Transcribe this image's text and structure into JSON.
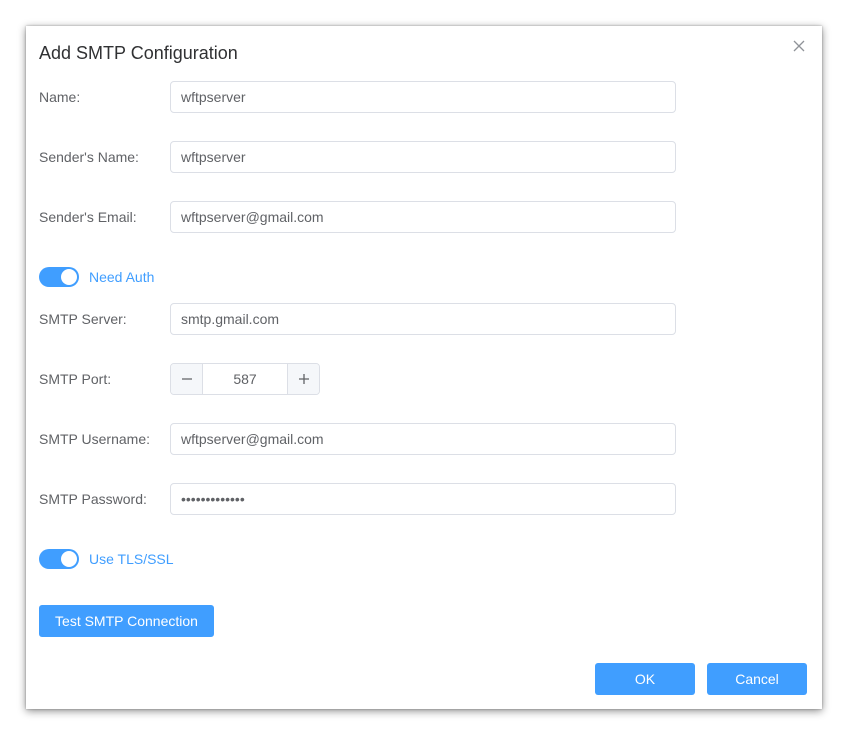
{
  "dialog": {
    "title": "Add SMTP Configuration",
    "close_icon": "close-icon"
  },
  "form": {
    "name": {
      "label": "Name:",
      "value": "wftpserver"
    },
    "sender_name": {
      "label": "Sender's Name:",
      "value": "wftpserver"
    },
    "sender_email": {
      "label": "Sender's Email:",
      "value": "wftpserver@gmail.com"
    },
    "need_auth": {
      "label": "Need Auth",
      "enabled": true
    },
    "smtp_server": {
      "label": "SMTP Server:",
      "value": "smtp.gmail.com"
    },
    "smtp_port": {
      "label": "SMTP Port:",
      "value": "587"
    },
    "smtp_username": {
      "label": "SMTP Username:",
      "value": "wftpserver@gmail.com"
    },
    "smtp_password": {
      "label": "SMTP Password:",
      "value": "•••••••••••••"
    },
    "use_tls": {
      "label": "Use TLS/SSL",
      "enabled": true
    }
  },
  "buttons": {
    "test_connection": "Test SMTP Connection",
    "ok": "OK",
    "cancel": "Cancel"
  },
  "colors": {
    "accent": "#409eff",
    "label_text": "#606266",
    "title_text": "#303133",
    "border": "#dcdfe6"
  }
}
◇ ◇ ◇ ◇ ◇ ◇ ◇
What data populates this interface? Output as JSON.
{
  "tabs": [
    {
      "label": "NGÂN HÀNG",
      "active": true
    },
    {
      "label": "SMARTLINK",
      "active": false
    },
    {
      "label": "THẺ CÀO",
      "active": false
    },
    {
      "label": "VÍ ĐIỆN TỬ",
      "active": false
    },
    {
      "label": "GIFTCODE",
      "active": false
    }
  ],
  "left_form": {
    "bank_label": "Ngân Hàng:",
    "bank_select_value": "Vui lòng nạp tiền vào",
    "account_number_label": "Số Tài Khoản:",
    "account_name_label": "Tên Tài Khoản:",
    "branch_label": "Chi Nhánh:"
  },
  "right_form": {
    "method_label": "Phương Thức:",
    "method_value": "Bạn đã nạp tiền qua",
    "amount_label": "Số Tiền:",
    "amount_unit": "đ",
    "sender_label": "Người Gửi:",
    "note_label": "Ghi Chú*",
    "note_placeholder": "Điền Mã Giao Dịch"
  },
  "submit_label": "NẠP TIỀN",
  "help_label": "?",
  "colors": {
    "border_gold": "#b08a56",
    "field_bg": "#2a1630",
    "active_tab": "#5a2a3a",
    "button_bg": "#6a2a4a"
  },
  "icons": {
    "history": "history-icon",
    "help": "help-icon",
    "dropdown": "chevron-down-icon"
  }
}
◇ ◇ ◇ ◇ ◇ ◇ ◇
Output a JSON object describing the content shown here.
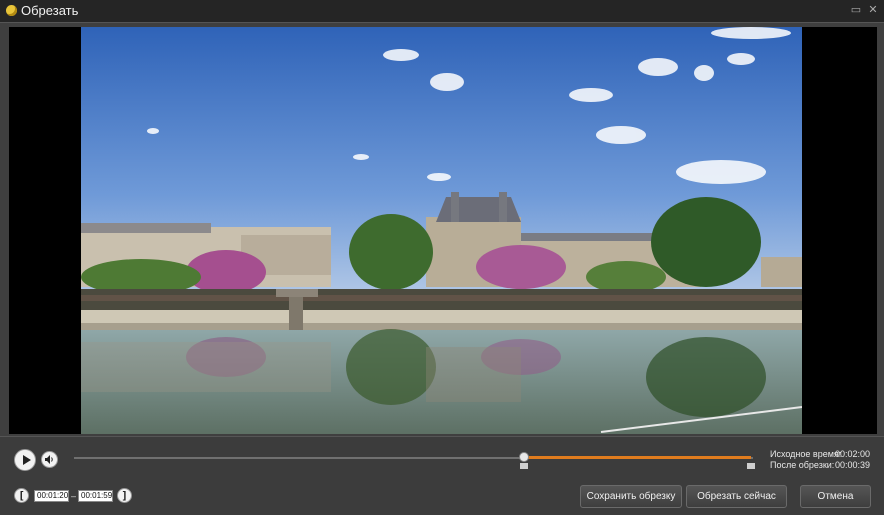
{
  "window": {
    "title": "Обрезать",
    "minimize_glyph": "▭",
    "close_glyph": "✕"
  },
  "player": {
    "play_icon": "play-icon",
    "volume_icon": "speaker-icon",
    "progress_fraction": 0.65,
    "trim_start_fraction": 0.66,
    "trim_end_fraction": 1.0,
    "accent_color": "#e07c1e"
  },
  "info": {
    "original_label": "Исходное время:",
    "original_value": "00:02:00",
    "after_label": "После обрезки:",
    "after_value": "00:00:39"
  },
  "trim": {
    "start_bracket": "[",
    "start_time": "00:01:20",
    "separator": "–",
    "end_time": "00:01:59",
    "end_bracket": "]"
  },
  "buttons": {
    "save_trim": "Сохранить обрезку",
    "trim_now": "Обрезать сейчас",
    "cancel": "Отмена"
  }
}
◇ ◇ ◇ ◇ ◇ ◇ ◇
• _Set problem_
Pick out each line containing "Khoản" and report it.

• _Answer to the task_
    "account_number_label": "Số Tài Khoản:",
    "account_name_label": "Tên Tài Khoản:",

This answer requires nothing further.